-- start Data --

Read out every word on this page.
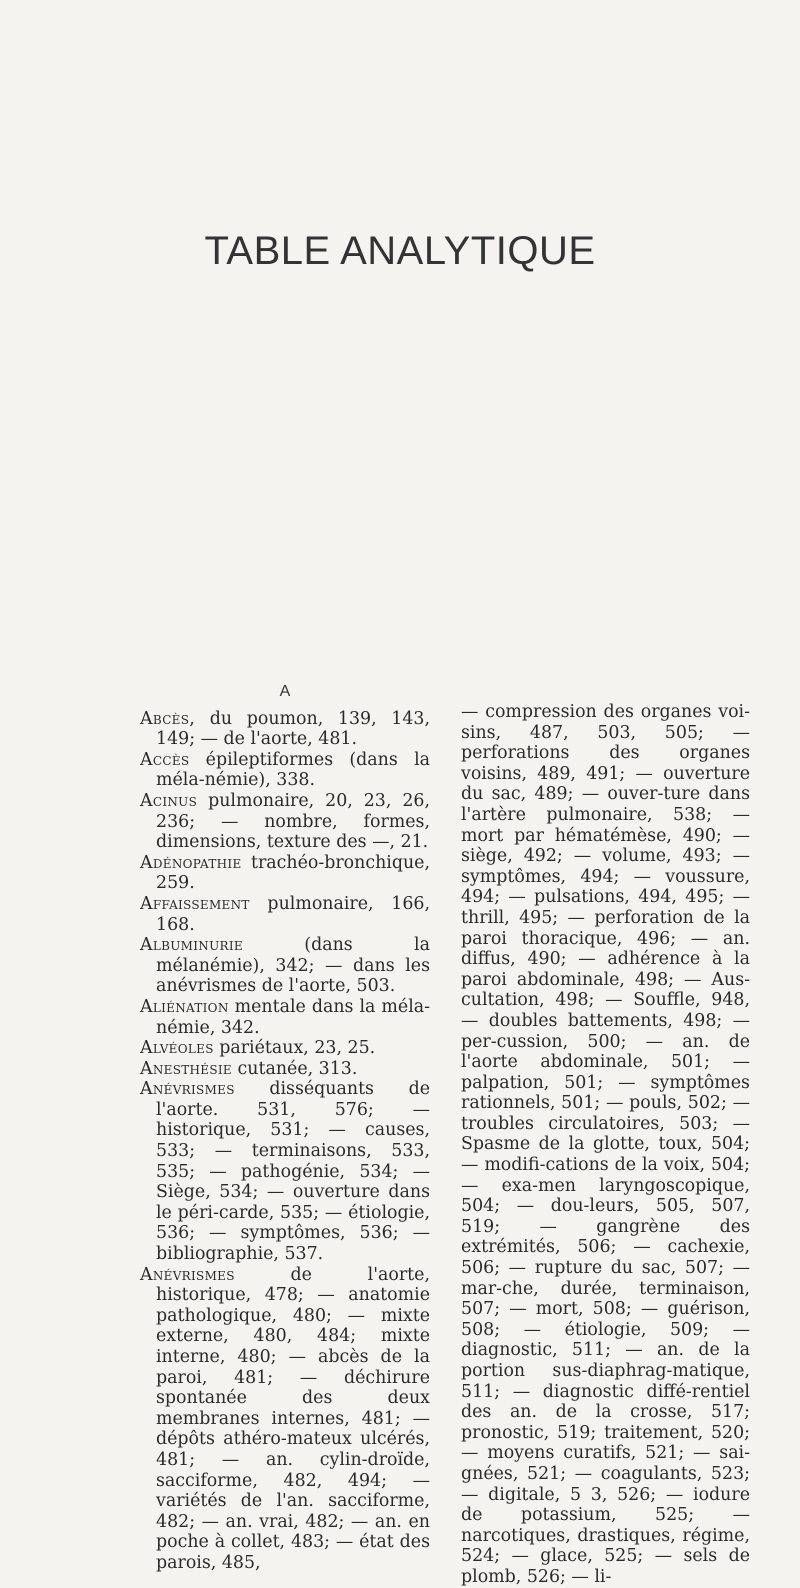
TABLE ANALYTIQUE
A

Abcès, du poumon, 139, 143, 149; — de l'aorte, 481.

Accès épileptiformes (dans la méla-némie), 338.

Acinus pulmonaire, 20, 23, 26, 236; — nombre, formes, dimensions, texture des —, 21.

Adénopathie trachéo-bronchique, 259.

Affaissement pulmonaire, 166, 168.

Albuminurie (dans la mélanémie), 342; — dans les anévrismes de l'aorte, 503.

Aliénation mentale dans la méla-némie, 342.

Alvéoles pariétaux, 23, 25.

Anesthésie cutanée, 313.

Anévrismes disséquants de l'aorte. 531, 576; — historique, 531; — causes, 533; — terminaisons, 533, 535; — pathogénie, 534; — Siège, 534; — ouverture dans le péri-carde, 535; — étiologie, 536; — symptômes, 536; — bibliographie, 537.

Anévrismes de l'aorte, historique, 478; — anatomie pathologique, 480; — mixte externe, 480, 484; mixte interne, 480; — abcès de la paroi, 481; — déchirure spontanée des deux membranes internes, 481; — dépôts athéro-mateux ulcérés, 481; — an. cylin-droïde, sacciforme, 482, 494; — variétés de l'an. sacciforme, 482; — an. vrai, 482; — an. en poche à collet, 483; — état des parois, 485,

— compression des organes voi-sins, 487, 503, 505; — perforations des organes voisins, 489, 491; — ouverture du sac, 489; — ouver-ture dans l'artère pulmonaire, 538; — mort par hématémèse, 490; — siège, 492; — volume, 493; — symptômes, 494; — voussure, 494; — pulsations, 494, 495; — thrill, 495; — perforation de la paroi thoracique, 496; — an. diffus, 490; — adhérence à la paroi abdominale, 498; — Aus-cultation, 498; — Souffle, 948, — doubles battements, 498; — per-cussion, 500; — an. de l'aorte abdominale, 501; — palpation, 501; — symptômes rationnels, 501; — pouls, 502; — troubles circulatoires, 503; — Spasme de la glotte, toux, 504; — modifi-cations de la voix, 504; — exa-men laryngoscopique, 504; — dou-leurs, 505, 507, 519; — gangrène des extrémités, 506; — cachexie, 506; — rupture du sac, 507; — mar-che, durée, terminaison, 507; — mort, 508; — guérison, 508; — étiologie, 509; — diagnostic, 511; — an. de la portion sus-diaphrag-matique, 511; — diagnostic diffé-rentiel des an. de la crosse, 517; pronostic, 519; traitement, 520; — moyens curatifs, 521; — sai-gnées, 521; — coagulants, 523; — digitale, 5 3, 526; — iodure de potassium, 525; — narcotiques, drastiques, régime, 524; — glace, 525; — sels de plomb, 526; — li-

-- end Data --
-- start Data --

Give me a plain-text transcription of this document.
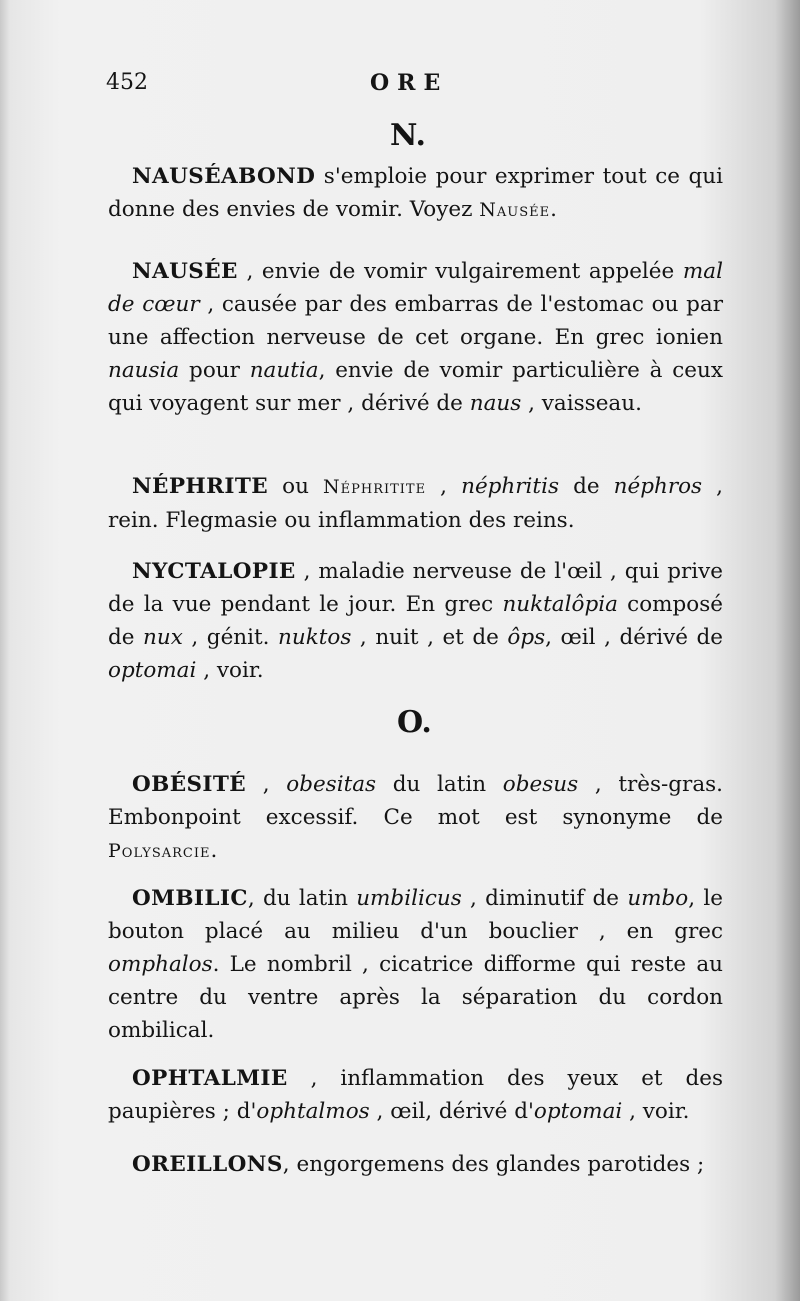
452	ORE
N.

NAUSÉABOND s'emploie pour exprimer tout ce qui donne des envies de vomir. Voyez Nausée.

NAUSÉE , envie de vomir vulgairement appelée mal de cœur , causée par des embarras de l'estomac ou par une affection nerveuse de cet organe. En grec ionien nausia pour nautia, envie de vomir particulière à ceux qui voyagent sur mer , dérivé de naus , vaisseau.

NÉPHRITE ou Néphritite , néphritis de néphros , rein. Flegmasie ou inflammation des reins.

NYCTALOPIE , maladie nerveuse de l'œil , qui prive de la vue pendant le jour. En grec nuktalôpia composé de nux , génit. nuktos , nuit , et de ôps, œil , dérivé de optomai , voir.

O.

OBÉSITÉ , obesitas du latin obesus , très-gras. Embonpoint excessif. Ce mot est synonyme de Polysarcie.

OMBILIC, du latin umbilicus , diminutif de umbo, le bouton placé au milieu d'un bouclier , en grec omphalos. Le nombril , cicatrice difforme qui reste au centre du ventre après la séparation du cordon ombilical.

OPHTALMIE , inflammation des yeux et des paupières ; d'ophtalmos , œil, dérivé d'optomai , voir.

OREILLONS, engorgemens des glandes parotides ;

-- end Data --

Exercise instructions:
Your task is to pick out every line with the string "pulmonaire" and copy it.

Answer for this exercise:
Acinus pulmonaire, 20, 23, 26, 236; — nombre, formes, dimensions, texture des —, 21.
Affaissement pulmonaire, 166, 168.
— compression des organes voi-sins, 487, 503, 505; — perforations des organes voisins, 489, 491; — ouverture du sac, 489; — ouver-ture dans l'artère pulmonaire, 538; — mort par hématémèse, 490; — siège, 492; — volume, 493; — symptômes, 494; — voussure, 494; — pulsations, 494, 495; — thrill, 495; — perforation de la paroi thoracique, 496; — an. diffus, 490; — adhérence à la paroi abdominale, 498; — Aus-cultation, 498; — Souffle, 948, — doubles battements, 498; — per-cussion, 500; — an. de l'aorte abdominale, 501; — palpation, 501; — symptômes rationnels, 501; — pouls, 502; — troubles circulatoires, 503; — Spasme de la glotte, toux, 504; — modifi-cations de la voix, 504; — exa-men laryngoscopique, 504; — dou-leurs, 505, 507, 519; — gangrène des extrémités, 506; — cachexie, 506; — rupture du sac, 507; — mar-che, durée, terminaison, 507; — mort, 508; — guérison, 508; — étiologie, 509; — diagnostic, 511; — an. de la portion sus-diaphrag-matique, 511; — diagnostic diffé-rentiel des an. de la crosse, 517; pronostic, 519; traitement, 520; — moyens curatifs, 521; — sai-gnées, 521; — coagulants, 523; — digitale, 5 3, 526; — iodure de potassium, 525; — narcotiques, drastiques, régime, 524; — glace, 525; — sels de plomb, 526; — li-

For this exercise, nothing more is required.